* [EXERCISE OBJECTIVE]: Write the material out again in full, word for word. Do not include the pictures.

----- INPUT FOR THIS TASK

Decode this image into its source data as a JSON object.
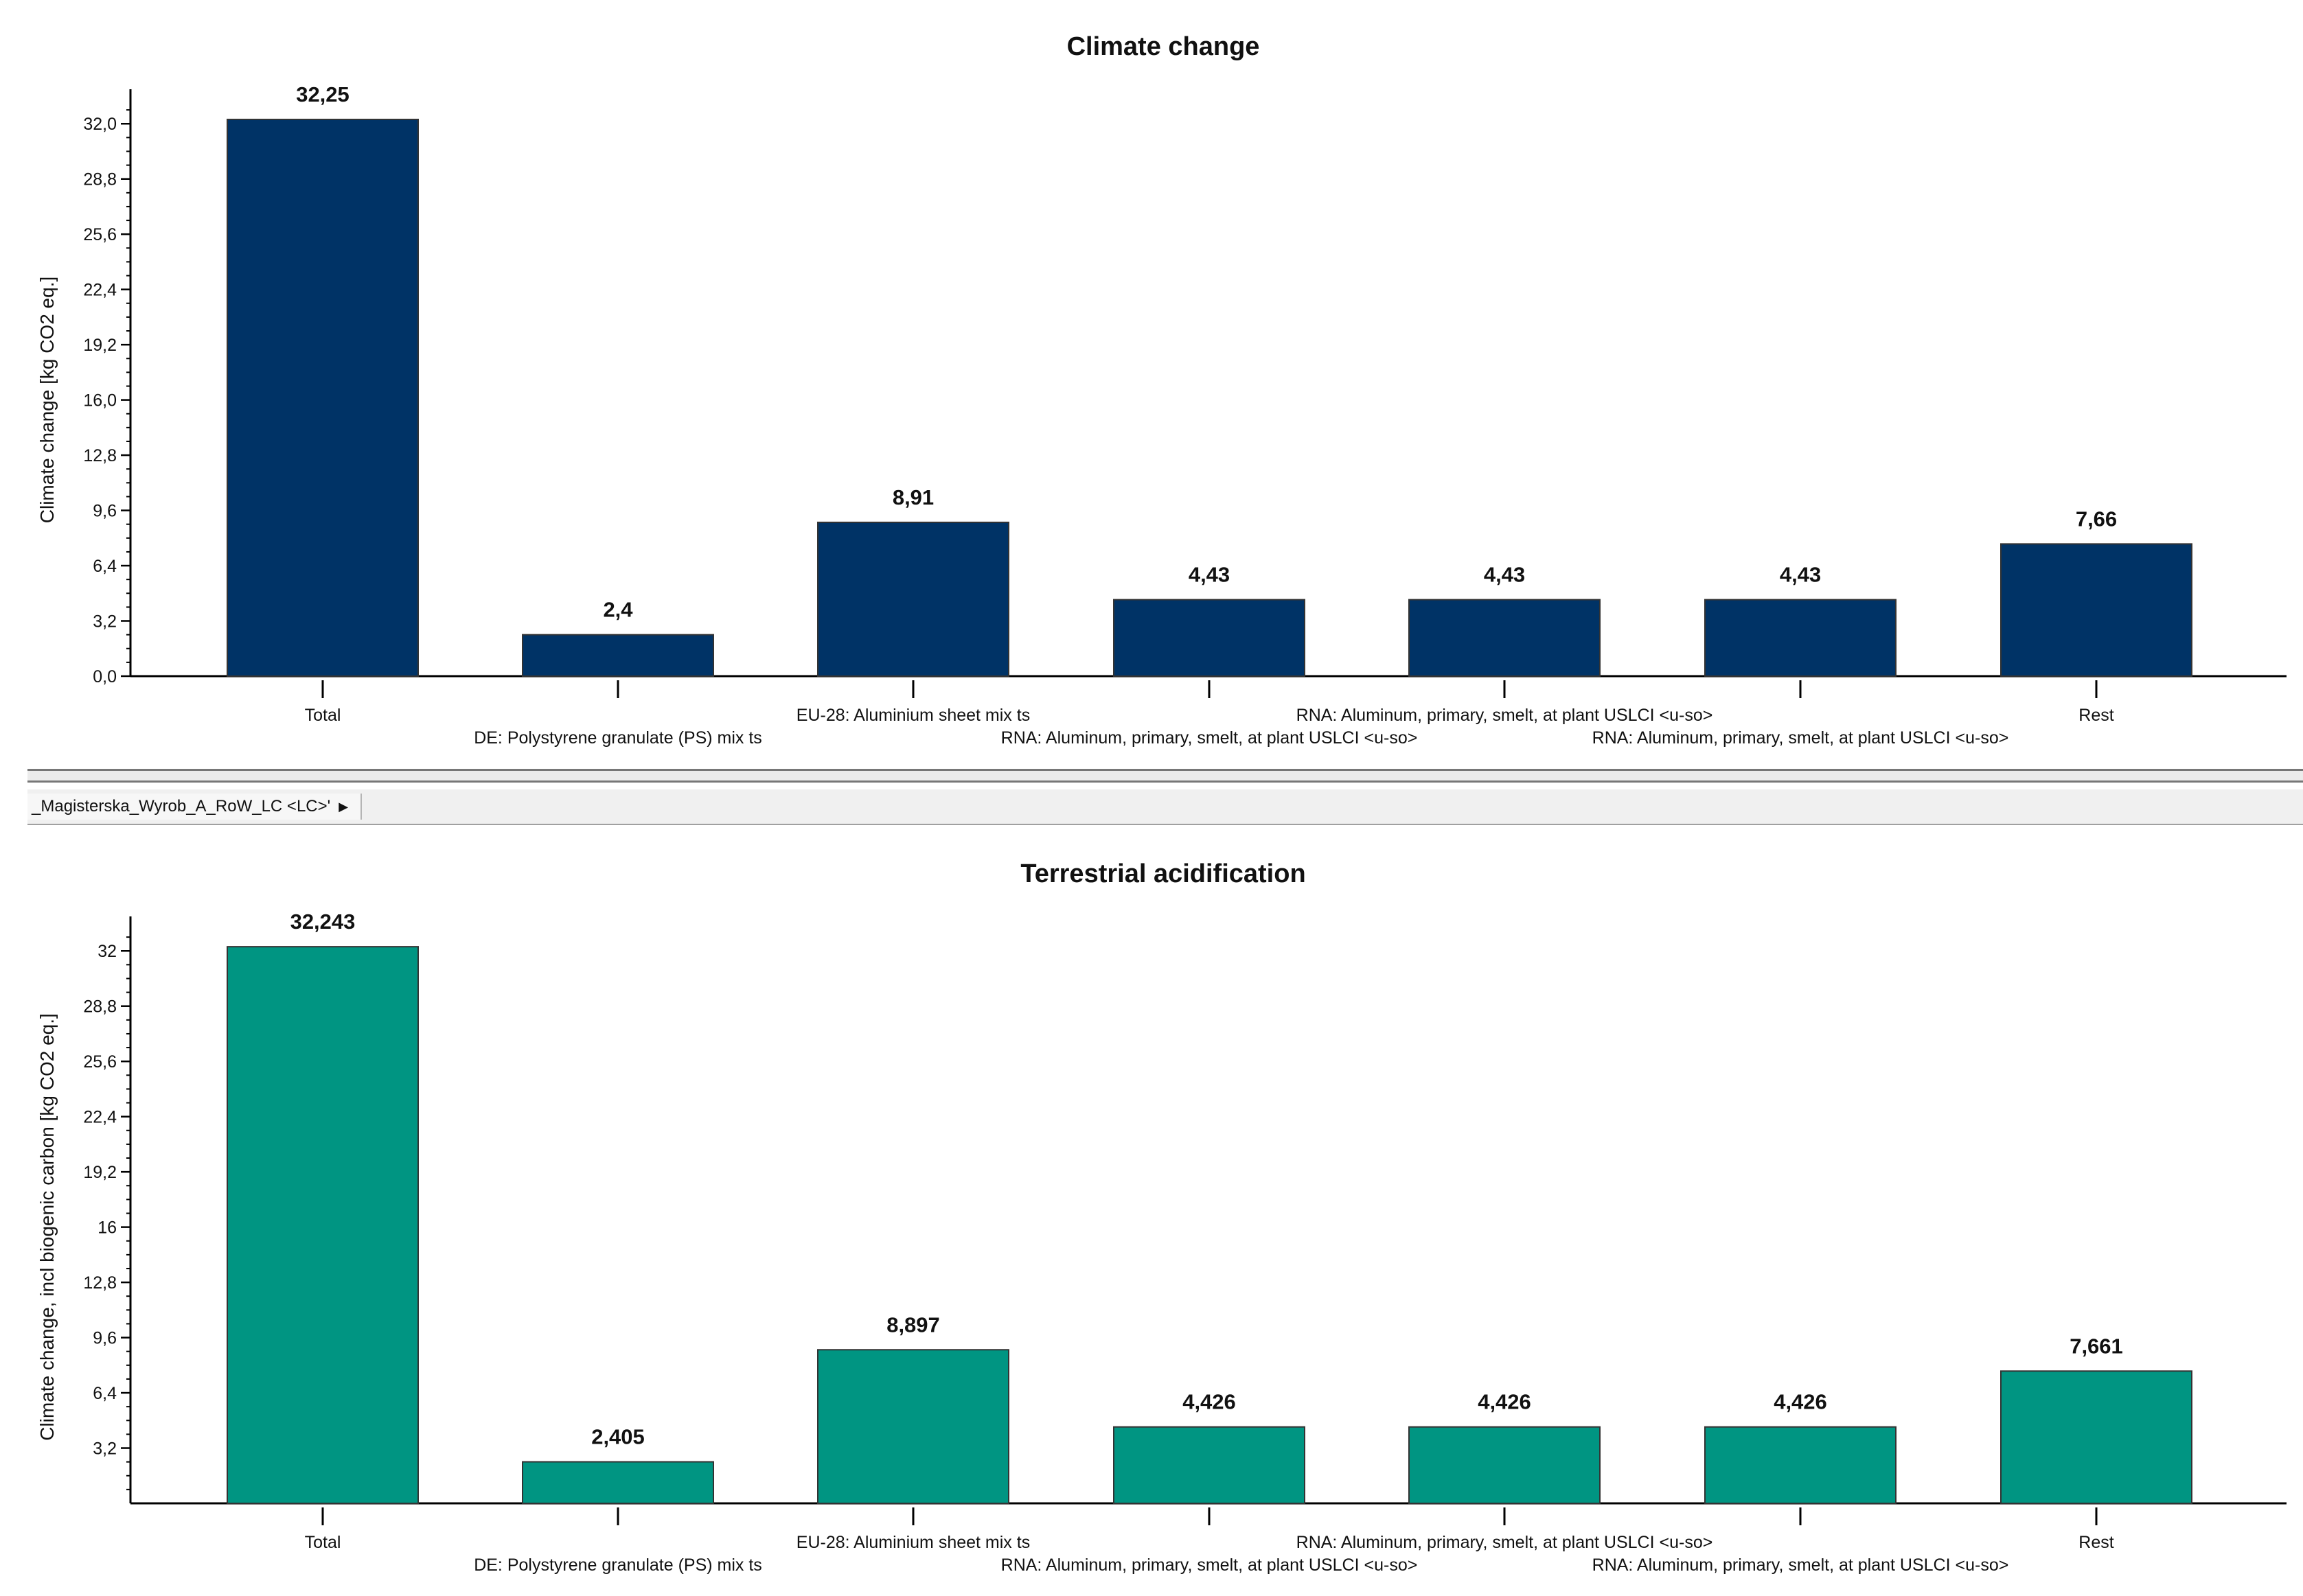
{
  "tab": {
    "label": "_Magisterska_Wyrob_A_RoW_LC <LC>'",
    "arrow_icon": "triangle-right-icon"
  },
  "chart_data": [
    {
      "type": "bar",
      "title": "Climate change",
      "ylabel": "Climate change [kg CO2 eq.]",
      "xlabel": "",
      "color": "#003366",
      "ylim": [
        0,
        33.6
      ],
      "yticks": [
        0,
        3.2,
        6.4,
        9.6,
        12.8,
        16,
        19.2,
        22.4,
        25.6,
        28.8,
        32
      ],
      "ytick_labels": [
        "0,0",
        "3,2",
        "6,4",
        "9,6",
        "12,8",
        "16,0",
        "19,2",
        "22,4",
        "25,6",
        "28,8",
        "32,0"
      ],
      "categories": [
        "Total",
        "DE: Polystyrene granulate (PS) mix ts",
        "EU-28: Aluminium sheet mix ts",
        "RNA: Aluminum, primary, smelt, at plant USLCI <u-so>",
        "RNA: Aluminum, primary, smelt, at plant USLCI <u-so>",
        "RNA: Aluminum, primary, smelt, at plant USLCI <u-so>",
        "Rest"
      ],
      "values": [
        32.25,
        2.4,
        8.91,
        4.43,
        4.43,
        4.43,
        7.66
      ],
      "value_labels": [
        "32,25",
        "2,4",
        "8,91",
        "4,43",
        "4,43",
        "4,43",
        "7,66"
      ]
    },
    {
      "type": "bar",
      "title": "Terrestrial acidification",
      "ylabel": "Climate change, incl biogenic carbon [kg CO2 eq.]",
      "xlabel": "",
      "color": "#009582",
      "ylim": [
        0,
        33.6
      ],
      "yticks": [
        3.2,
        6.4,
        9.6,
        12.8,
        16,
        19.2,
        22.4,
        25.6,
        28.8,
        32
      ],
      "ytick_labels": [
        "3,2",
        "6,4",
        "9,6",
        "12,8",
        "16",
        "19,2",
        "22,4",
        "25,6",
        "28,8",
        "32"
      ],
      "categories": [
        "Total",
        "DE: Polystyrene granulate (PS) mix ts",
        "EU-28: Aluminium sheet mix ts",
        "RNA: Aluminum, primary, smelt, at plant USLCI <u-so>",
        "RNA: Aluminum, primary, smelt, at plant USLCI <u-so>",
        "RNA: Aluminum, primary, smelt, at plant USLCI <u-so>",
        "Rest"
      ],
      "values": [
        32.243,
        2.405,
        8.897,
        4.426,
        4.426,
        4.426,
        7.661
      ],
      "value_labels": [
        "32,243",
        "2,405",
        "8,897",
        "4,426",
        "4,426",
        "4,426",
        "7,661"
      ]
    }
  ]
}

----------

* [ANSWER BELOW]:
Decode this image into its source data as a JSON object.
{
  "tab": {
    "label": "_Magisterska_Wyrob_A_RoW_LC <LC>'",
    "arrow_icon": "triangle-right-icon"
  },
  "chart_data": [
    {
      "type": "bar",
      "title": "Climate change",
      "ylabel": "Climate change [kg CO2 eq.]",
      "xlabel": "",
      "color": "#003366",
      "ylim": [
        0,
        33.6
      ],
      "yticks": [
        0,
        3.2,
        6.4,
        9.6,
        12.8,
        16,
        19.2,
        22.4,
        25.6,
        28.8,
        32
      ],
      "ytick_labels": [
        "0,0",
        "3,2",
        "6,4",
        "9,6",
        "12,8",
        "16,0",
        "19,2",
        "22,4",
        "25,6",
        "28,8",
        "32,0"
      ],
      "categories": [
        "Total",
        "DE: Polystyrene granulate (PS) mix ts",
        "EU-28: Aluminium sheet mix ts",
        "RNA: Aluminum, primary, smelt, at plant USLCI <u-so>",
        "RNA: Aluminum, primary, smelt, at plant USLCI <u-so>",
        "RNA: Aluminum, primary, smelt, at plant USLCI <u-so>",
        "Rest"
      ],
      "values": [
        32.25,
        2.4,
        8.91,
        4.43,
        4.43,
        4.43,
        7.66
      ],
      "value_labels": [
        "32,25",
        "2,4",
        "8,91",
        "4,43",
        "4,43",
        "4,43",
        "7,66"
      ]
    },
    {
      "type": "bar",
      "title": "Terrestrial acidification",
      "ylabel": "Climate change, incl biogenic carbon [kg CO2 eq.]",
      "xlabel": "",
      "color": "#009582",
      "ylim": [
        0,
        33.6
      ],
      "yticks": [
        3.2,
        6.4,
        9.6,
        12.8,
        16,
        19.2,
        22.4,
        25.6,
        28.8,
        32
      ],
      "ytick_labels": [
        "3,2",
        "6,4",
        "9,6",
        "12,8",
        "16",
        "19,2",
        "22,4",
        "25,6",
        "28,8",
        "32"
      ],
      "categories": [
        "Total",
        "DE: Polystyrene granulate (PS) mix ts",
        "EU-28: Aluminium sheet mix ts",
        "RNA: Aluminum, primary, smelt, at plant USLCI <u-so>",
        "RNA: Aluminum, primary, smelt, at plant USLCI <u-so>",
        "RNA: Aluminum, primary, smelt, at plant USLCI <u-so>",
        "Rest"
      ],
      "values": [
        32.243,
        2.405,
        8.897,
        4.426,
        4.426,
        4.426,
        7.661
      ],
      "value_labels": [
        "32,243",
        "2,405",
        "8,897",
        "4,426",
        "4,426",
        "4,426",
        "7,661"
      ]
    }
  ]
}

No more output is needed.